>>>>>
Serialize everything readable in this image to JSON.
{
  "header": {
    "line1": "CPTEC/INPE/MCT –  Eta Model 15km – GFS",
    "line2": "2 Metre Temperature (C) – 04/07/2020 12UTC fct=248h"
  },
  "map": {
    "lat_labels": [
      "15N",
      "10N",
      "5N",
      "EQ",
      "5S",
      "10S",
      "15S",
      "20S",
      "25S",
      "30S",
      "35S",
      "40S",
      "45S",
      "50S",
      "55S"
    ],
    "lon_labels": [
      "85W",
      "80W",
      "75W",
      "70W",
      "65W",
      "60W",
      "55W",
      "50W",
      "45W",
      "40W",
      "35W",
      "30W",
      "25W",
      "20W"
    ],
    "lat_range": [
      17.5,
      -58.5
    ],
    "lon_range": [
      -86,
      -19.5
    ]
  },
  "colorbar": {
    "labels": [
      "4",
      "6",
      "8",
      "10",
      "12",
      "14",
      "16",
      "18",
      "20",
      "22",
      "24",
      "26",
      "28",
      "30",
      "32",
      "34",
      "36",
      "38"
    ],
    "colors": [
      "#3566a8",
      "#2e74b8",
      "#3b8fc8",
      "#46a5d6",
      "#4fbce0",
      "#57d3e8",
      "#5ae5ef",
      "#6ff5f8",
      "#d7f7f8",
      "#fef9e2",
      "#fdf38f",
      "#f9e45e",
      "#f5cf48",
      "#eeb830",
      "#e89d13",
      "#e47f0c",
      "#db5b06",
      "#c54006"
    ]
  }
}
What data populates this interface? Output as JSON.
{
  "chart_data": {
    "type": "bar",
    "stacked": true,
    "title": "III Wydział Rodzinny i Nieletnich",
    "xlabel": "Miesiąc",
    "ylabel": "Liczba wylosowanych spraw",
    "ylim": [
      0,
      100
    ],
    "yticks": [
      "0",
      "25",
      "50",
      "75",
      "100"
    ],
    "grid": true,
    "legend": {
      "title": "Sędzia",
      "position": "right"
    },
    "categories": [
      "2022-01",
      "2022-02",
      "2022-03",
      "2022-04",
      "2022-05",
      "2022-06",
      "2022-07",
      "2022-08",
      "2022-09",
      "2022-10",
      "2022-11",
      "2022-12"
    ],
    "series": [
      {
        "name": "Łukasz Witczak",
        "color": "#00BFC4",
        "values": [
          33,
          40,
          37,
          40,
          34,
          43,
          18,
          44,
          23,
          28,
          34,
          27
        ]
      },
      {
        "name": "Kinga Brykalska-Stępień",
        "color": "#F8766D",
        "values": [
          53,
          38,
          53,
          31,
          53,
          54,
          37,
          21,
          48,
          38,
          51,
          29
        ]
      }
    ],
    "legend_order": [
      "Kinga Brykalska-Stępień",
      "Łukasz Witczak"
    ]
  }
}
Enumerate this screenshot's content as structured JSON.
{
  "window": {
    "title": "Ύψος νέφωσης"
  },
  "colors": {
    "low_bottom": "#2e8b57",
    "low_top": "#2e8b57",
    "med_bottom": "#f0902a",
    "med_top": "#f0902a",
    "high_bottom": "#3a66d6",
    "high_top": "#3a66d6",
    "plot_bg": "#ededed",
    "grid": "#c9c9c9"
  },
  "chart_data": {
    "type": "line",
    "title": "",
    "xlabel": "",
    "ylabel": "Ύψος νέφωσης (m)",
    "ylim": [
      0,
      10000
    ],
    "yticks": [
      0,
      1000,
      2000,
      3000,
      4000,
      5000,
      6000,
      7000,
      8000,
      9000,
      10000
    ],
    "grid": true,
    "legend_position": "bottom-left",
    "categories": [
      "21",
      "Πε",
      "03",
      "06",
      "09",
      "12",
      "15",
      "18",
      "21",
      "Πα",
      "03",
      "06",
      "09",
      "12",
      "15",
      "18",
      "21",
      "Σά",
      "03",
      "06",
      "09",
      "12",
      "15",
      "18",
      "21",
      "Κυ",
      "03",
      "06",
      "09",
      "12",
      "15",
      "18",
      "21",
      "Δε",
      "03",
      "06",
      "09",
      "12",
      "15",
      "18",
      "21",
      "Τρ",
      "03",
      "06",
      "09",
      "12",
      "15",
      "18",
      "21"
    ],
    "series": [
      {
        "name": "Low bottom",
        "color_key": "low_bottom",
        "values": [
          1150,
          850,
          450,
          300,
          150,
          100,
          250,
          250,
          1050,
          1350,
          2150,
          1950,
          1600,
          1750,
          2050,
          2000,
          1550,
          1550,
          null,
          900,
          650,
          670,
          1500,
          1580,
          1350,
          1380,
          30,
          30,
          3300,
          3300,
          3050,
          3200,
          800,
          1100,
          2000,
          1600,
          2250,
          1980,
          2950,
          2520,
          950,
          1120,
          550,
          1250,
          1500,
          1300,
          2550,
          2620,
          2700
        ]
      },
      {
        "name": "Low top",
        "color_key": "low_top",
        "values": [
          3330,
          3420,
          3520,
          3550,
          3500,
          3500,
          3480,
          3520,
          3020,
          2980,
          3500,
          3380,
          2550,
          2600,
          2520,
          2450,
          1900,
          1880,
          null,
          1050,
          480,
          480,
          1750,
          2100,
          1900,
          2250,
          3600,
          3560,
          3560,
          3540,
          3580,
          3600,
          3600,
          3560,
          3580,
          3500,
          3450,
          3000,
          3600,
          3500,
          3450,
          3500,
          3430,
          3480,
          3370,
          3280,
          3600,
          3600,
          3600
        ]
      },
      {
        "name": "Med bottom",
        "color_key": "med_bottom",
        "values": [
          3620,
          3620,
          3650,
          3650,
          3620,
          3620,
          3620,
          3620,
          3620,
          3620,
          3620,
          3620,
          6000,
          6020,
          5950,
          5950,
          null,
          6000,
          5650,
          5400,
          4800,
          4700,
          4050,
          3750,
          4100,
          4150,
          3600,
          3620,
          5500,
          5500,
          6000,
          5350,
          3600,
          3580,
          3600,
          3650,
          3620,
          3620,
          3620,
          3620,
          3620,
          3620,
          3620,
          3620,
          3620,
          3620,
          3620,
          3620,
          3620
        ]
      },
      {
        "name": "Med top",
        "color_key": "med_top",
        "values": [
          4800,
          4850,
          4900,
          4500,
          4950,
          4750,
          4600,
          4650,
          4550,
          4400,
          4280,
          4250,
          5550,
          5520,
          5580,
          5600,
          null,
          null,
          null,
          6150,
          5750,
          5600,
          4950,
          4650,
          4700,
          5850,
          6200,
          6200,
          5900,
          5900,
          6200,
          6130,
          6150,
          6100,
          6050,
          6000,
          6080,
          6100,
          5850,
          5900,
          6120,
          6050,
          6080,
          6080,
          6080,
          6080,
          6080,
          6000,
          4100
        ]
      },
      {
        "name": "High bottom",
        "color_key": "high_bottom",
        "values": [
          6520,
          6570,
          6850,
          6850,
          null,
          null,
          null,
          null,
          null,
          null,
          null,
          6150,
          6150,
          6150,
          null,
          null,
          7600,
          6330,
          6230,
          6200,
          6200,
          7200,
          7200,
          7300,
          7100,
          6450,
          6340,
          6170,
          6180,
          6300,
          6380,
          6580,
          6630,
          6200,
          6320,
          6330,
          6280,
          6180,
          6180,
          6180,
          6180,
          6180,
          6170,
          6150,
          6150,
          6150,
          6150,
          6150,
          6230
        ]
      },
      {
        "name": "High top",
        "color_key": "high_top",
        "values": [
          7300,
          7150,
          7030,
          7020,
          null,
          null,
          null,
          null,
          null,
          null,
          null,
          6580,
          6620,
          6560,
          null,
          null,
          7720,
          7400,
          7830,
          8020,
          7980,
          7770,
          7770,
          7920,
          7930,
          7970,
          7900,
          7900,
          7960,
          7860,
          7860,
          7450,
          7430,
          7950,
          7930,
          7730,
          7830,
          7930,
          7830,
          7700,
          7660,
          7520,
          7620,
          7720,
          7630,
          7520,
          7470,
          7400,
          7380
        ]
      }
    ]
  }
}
<<<<<
SHORT PROBLEM: In the material above, tally every line with the string "JSON" in it, then give that number alone.

OUTPUT OF THE EXERCISE: 3